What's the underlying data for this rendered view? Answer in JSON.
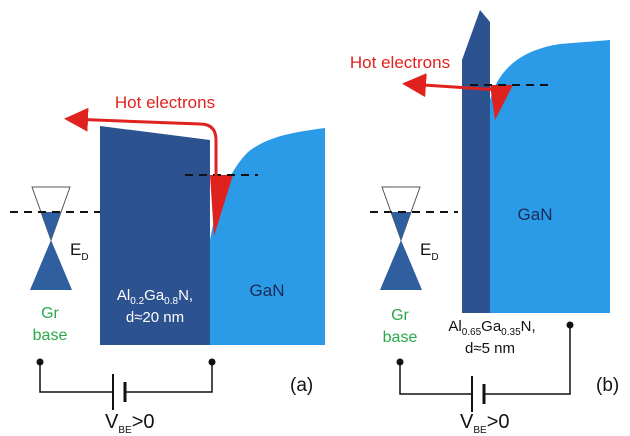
{
  "panels": [
    {
      "label": "(a)",
      "hot_electrons": "Hot electrons",
      "dirac_point": [
        "E",
        "D"
      ],
      "graphene": [
        "Gr",
        "base"
      ],
      "barrier": {
        "formula": [
          "Al",
          "0.2",
          "Ga",
          "0.8",
          "N,"
        ],
        "thickness": "d≈20 nm"
      },
      "collector": "GaN",
      "bias": [
        "V",
        "BE",
        ">0"
      ]
    },
    {
      "label": "(b)",
      "hot_electrons": "Hot electrons",
      "dirac_point": [
        "E",
        "D"
      ],
      "graphene": [
        "Gr",
        "base"
      ],
      "barrier": {
        "formula": [
          "Al",
          "0.65",
          "Ga",
          "0.35",
          "N,"
        ],
        "thickness": "d≈5 nm"
      },
      "collector": "GaN",
      "bias": [
        "V",
        "BE",
        ">0"
      ]
    }
  ]
}
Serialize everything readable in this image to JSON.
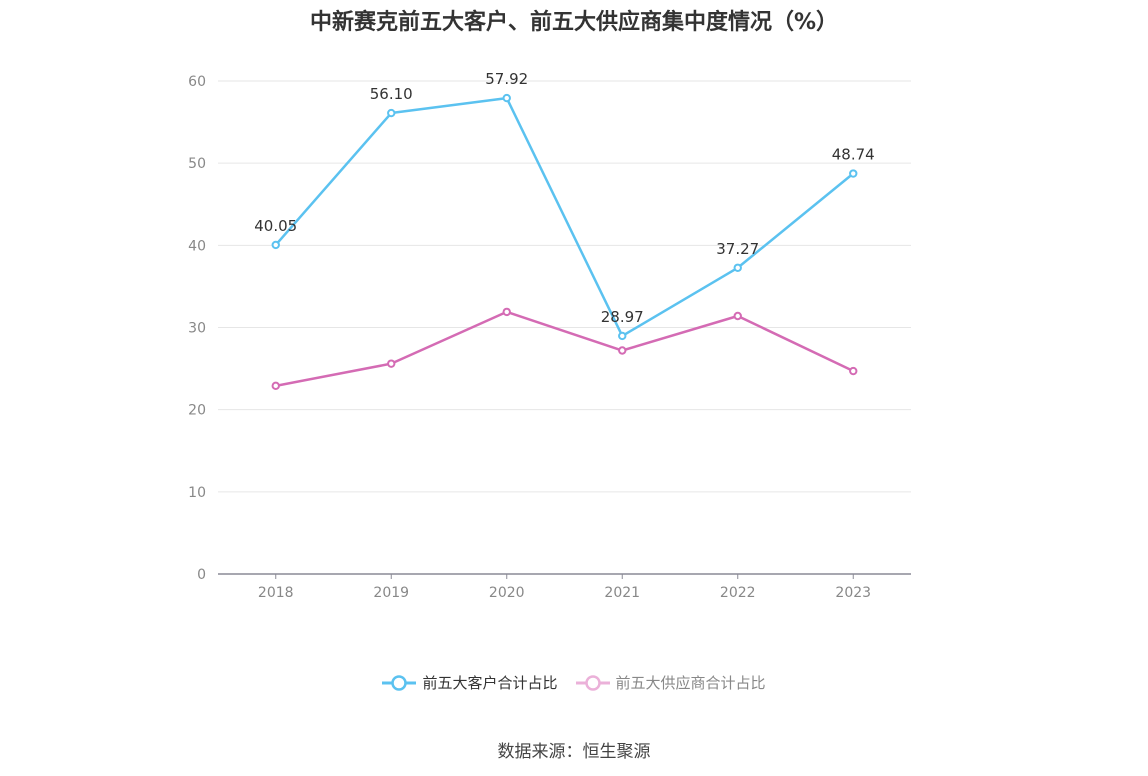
{
  "chart_data": {
    "type": "line",
    "title": "中新赛克前五大客户、前五大供应商集中度情况（%）",
    "categories": [
      "2018",
      "2019",
      "2020",
      "2021",
      "2022",
      "2023"
    ],
    "series": [
      {
        "name": "前五大客户合计占比",
        "values": [
          40.05,
          56.1,
          57.92,
          28.97,
          37.27,
          48.74
        ],
        "color": "#5bc2f0",
        "show_labels": true,
        "labels": [
          "40.05",
          "56.10",
          "57.92",
          "28.97",
          "37.27",
          "48.74"
        ]
      },
      {
        "name": "前五大供应商合计占比",
        "values": [
          22.9,
          25.6,
          31.9,
          27.2,
          31.4,
          24.7
        ],
        "color": "#d46bb4",
        "show_labels": false
      }
    ],
    "y_ticks": [
      "0",
      "10",
      "20",
      "30",
      "40",
      "50",
      "60"
    ],
    "ylim": [
      0,
      60
    ],
    "grid": true,
    "legend_position": "bottom"
  },
  "source_text": "数据来源：恒生聚源"
}
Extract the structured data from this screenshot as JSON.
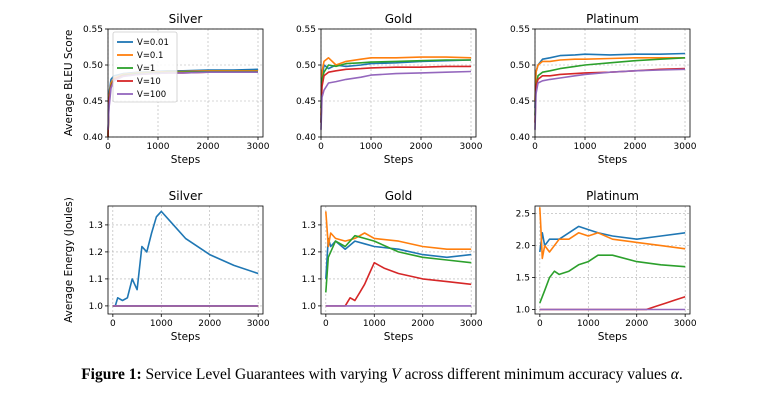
{
  "figure": {
    "caption_label": "Figure 1:",
    "caption_text_a": "Service Level Guarantees with varying",
    "caption_var": "V",
    "caption_text_b": "across different minimum accuracy values",
    "caption_alpha": "α",
    "caption_end": "."
  },
  "colors": {
    "V=0.01": "#1f77b4",
    "V=0.1": "#ff7f0e",
    "V=1": "#2ca02c",
    "V=10": "#d62728",
    "V=100": "#9467bd"
  },
  "chart_data": [
    {
      "type": "line",
      "title": "Silver",
      "xlabel": "Steps",
      "ylabel": "Average BLEU Score",
      "xlim": [
        0,
        3100
      ],
      "ylim": [
        0.4,
        0.55
      ],
      "xticks": [
        0,
        1000,
        2000,
        3000
      ],
      "yticks": [
        "0.40",
        "0.45",
        "0.50",
        "0.55"
      ],
      "grid": true,
      "legend": "top-left",
      "series": [
        {
          "name": "V=0.01",
          "x": [
            0,
            20,
            60,
            120,
            300,
            600,
            900,
            1200,
            1500,
            2000,
            2500,
            3000
          ],
          "y": [
            0.4,
            0.46,
            0.48,
            0.485,
            0.488,
            0.49,
            0.491,
            0.492,
            0.492,
            0.493,
            0.493,
            0.494
          ]
        },
        {
          "name": "V=0.1",
          "x": [
            0,
            20,
            60,
            120,
            300,
            600,
            900,
            1200,
            1500,
            2000,
            2500,
            3000
          ],
          "y": [
            0.4,
            0.455,
            0.475,
            0.482,
            0.487,
            0.489,
            0.49,
            0.491,
            0.491,
            0.492,
            0.492,
            0.492
          ]
        },
        {
          "name": "V=1",
          "x": [
            0,
            20,
            60,
            120,
            300,
            600,
            900,
            1200,
            1500,
            2000,
            2500,
            3000
          ],
          "y": [
            0.4,
            0.45,
            0.472,
            0.48,
            0.486,
            0.488,
            0.489,
            0.49,
            0.49,
            0.491,
            0.491,
            0.491
          ]
        },
        {
          "name": "V=10",
          "x": [
            0,
            20,
            60,
            120,
            300,
            600,
            900,
            1200,
            1500,
            2000,
            2500,
            3000
          ],
          "y": [
            0.4,
            0.45,
            0.47,
            0.48,
            0.485,
            0.487,
            0.488,
            0.489,
            0.489,
            0.49,
            0.49,
            0.49
          ]
        },
        {
          "name": "V=100",
          "x": [
            0,
            20,
            60,
            120,
            300,
            600,
            900,
            1200,
            1500,
            2000,
            2500,
            3000
          ],
          "y": [
            0.41,
            0.44,
            0.468,
            0.478,
            0.484,
            0.487,
            0.488,
            0.489,
            0.489,
            0.49,
            0.49,
            0.49
          ]
        }
      ]
    },
    {
      "type": "line",
      "title": "Gold",
      "xlabel": "Steps",
      "ylabel": "",
      "xlim": [
        0,
        3100
      ],
      "ylim": [
        0.4,
        0.55
      ],
      "xticks": [
        0,
        1000,
        2000,
        3000
      ],
      "yticks": [
        "0.40",
        "0.45",
        "0.50",
        "0.55"
      ],
      "grid": true,
      "series": [
        {
          "name": "V=0.01",
          "x": [
            0,
            20,
            60,
            150,
            300,
            500,
            800,
            1000,
            1500,
            2000,
            2500,
            3000
          ],
          "y": [
            0.42,
            0.48,
            0.5,
            0.495,
            0.5,
            0.498,
            0.5,
            0.502,
            0.503,
            0.505,
            0.506,
            0.507
          ]
        },
        {
          "name": "V=0.1",
          "x": [
            0,
            20,
            60,
            150,
            300,
            500,
            800,
            1000,
            1500,
            2000,
            2500,
            3000
          ],
          "y": [
            0.43,
            0.49,
            0.505,
            0.51,
            0.5,
            0.505,
            0.508,
            0.51,
            0.51,
            0.511,
            0.511,
            0.51
          ]
        },
        {
          "name": "V=1",
          "x": [
            0,
            20,
            60,
            150,
            300,
            500,
            800,
            1000,
            1500,
            2000,
            2500,
            3000
          ],
          "y": [
            0.44,
            0.48,
            0.49,
            0.5,
            0.498,
            0.502,
            0.503,
            0.504,
            0.505,
            0.506,
            0.507,
            0.507
          ]
        },
        {
          "name": "V=10",
          "x": [
            0,
            20,
            60,
            150,
            300,
            500,
            800,
            1000,
            1500,
            2000,
            2500,
            3000
          ],
          "y": [
            0.42,
            0.47,
            0.485,
            0.49,
            0.492,
            0.494,
            0.495,
            0.496,
            0.497,
            0.497,
            0.498,
            0.498
          ]
        },
        {
          "name": "V=100",
          "x": [
            0,
            20,
            60,
            150,
            300,
            500,
            800,
            1000,
            1500,
            2000,
            2500,
            3000
          ],
          "y": [
            0.41,
            0.455,
            0.465,
            0.475,
            0.477,
            0.48,
            0.483,
            0.486,
            0.488,
            0.489,
            0.49,
            0.491
          ]
        }
      ]
    },
    {
      "type": "line",
      "title": "Platinum",
      "xlabel": "Steps",
      "ylabel": "",
      "xlim": [
        0,
        3100
      ],
      "ylim": [
        0.4,
        0.55
      ],
      "xticks": [
        0,
        1000,
        2000,
        3000
      ],
      "yticks": [
        "0.40",
        "0.45",
        "0.50",
        "0.55"
      ],
      "grid": true,
      "series": [
        {
          "name": "V=0.01",
          "x": [
            0,
            20,
            60,
            150,
            300,
            500,
            800,
            1000,
            1500,
            2000,
            2500,
            3000
          ],
          "y": [
            0.44,
            0.49,
            0.5,
            0.508,
            0.51,
            0.513,
            0.514,
            0.515,
            0.514,
            0.515,
            0.515,
            0.516
          ]
        },
        {
          "name": "V=0.1",
          "x": [
            0,
            20,
            60,
            150,
            300,
            500,
            800,
            1000,
            1500,
            2000,
            2500,
            3000
          ],
          "y": [
            0.45,
            0.49,
            0.5,
            0.505,
            0.505,
            0.507,
            0.508,
            0.508,
            0.509,
            0.51,
            0.51,
            0.51
          ]
        },
        {
          "name": "V=1",
          "x": [
            0,
            20,
            60,
            150,
            300,
            500,
            800,
            1000,
            1500,
            2000,
            2500,
            3000
          ],
          "y": [
            0.43,
            0.47,
            0.485,
            0.49,
            0.492,
            0.495,
            0.498,
            0.5,
            0.503,
            0.506,
            0.508,
            0.51
          ]
        },
        {
          "name": "V=10",
          "x": [
            0,
            20,
            60,
            150,
            300,
            500,
            800,
            1000,
            1500,
            2000,
            2500,
            3000
          ],
          "y": [
            0.42,
            0.47,
            0.48,
            0.485,
            0.485,
            0.487,
            0.488,
            0.489,
            0.49,
            0.492,
            0.494,
            0.495
          ]
        },
        {
          "name": "V=100",
          "x": [
            0,
            20,
            60,
            150,
            300,
            500,
            800,
            1000,
            1500,
            2000,
            2500,
            3000
          ],
          "y": [
            0.41,
            0.46,
            0.475,
            0.478,
            0.48,
            0.482,
            0.485,
            0.487,
            0.49,
            0.492,
            0.493,
            0.494
          ]
        }
      ]
    },
    {
      "type": "line",
      "title": "Silver",
      "xlabel": "Steps",
      "ylabel": "Average Energy (Joules)",
      "xlim": [
        -100,
        3100
      ],
      "ylim": [
        0.97,
        1.37
      ],
      "xticks": [
        0,
        1000,
        2000,
        3000
      ],
      "yticks": [
        "1.0",
        "1.1",
        "1.2",
        "1.3"
      ],
      "grid": true,
      "series": [
        {
          "name": "V=0.01",
          "x": [
            0,
            50,
            100,
            200,
            300,
            400,
            500,
            600,
            700,
            800,
            900,
            1000,
            1200,
            1500,
            2000,
            2500,
            3000
          ],
          "y": [
            1.0,
            1.0,
            1.03,
            1.02,
            1.03,
            1.1,
            1.06,
            1.22,
            1.2,
            1.27,
            1.33,
            1.35,
            1.31,
            1.25,
            1.19,
            1.15,
            1.12
          ]
        },
        {
          "name": "V=0.1",
          "x": [
            0,
            3000
          ],
          "y": [
            1.0,
            1.0
          ]
        },
        {
          "name": "V=1",
          "x": [
            0,
            3000
          ],
          "y": [
            1.0,
            1.0
          ]
        },
        {
          "name": "V=10",
          "x": [
            0,
            3000
          ],
          "y": [
            1.0,
            1.0
          ]
        },
        {
          "name": "V=100",
          "x": [
            0,
            3000
          ],
          "y": [
            1.0,
            1.0
          ]
        }
      ]
    },
    {
      "type": "line",
      "title": "Gold",
      "xlabel": "Steps",
      "ylabel": "",
      "xlim": [
        -100,
        3100
      ],
      "ylim": [
        0.97,
        1.37
      ],
      "xticks": [
        0,
        1000,
        2000,
        3000
      ],
      "yticks": [
        "1.0",
        "1.1",
        "1.2",
        "1.3"
      ],
      "grid": true,
      "series": [
        {
          "name": "V=0.01",
          "x": [
            0,
            50,
            100,
            200,
            400,
            600,
            800,
            1000,
            1500,
            2000,
            2500,
            3000
          ],
          "y": [
            1.1,
            1.25,
            1.22,
            1.24,
            1.21,
            1.24,
            1.23,
            1.22,
            1.21,
            1.19,
            1.18,
            1.19
          ]
        },
        {
          "name": "V=0.1",
          "x": [
            0,
            20,
            50,
            100,
            200,
            400,
            600,
            800,
            1000,
            1500,
            2000,
            2500,
            3000
          ],
          "y": [
            1.35,
            1.3,
            1.22,
            1.27,
            1.25,
            1.24,
            1.25,
            1.27,
            1.25,
            1.24,
            1.22,
            1.21,
            1.21
          ]
        },
        {
          "name": "V=1",
          "x": [
            0,
            50,
            100,
            200,
            400,
            600,
            800,
            1000,
            1500,
            2000,
            2500,
            3000
          ],
          "y": [
            1.05,
            1.18,
            1.2,
            1.24,
            1.22,
            1.26,
            1.25,
            1.24,
            1.2,
            1.18,
            1.17,
            1.16
          ]
        },
        {
          "name": "V=10",
          "x": [
            0,
            400,
            500,
            600,
            700,
            800,
            900,
            1000,
            1200,
            1500,
            2000,
            2500,
            3000
          ],
          "y": [
            1.0,
            1.0,
            1.03,
            1.02,
            1.05,
            1.08,
            1.12,
            1.16,
            1.14,
            1.12,
            1.1,
            1.09,
            1.08
          ]
        },
        {
          "name": "V=100",
          "x": [
            0,
            3000
          ],
          "y": [
            1.0,
            1.0
          ]
        }
      ]
    },
    {
      "type": "line",
      "title": "Platinum",
      "xlabel": "Steps",
      "ylabel": "",
      "xlim": [
        -100,
        3100
      ],
      "ylim": [
        0.93,
        2.62
      ],
      "xticks": [
        0,
        1000,
        2000,
        3000
      ],
      "yticks": [
        "1.0",
        "1.5",
        "2.0",
        "2.5"
      ],
      "grid": true,
      "series": [
        {
          "name": "V=0.01",
          "x": [
            0,
            50,
            100,
            200,
            400,
            600,
            800,
            1000,
            1200,
            1500,
            2000,
            2500,
            3000
          ],
          "y": [
            1.9,
            2.2,
            2.0,
            2.1,
            2.1,
            2.2,
            2.3,
            2.25,
            2.2,
            2.15,
            2.1,
            2.15,
            2.2
          ]
        },
        {
          "name": "V=0.1",
          "x": [
            0,
            20,
            50,
            100,
            200,
            400,
            600,
            800,
            1000,
            1200,
            1500,
            2000,
            2500,
            3000
          ],
          "y": [
            2.6,
            2.3,
            1.8,
            2.0,
            1.9,
            2.1,
            2.1,
            2.2,
            2.15,
            2.2,
            2.1,
            2.05,
            2.0,
            1.95
          ]
        },
        {
          "name": "V=1",
          "x": [
            0,
            100,
            200,
            300,
            400,
            600,
            800,
            1000,
            1200,
            1500,
            2000,
            2500,
            3000
          ],
          "y": [
            1.1,
            1.3,
            1.5,
            1.6,
            1.55,
            1.6,
            1.7,
            1.75,
            1.85,
            1.85,
            1.75,
            1.7,
            1.67
          ]
        },
        {
          "name": "V=10",
          "x": [
            0,
            2200,
            2400,
            2600,
            2800,
            3000
          ],
          "y": [
            1.0,
            1.0,
            1.05,
            1.1,
            1.15,
            1.2
          ]
        },
        {
          "name": "V=100",
          "x": [
            0,
            3000
          ],
          "y": [
            1.0,
            1.0
          ]
        }
      ]
    }
  ]
}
____
* [Exercise requirements]:
Locate all lines that include the word "this" and copy them out.

* [Response]:
What's the underlying data for this rendered view? Answer in JSON.
Serialize everything readable in this image to JSON.
Extract the structured data from this screenshot as JSON.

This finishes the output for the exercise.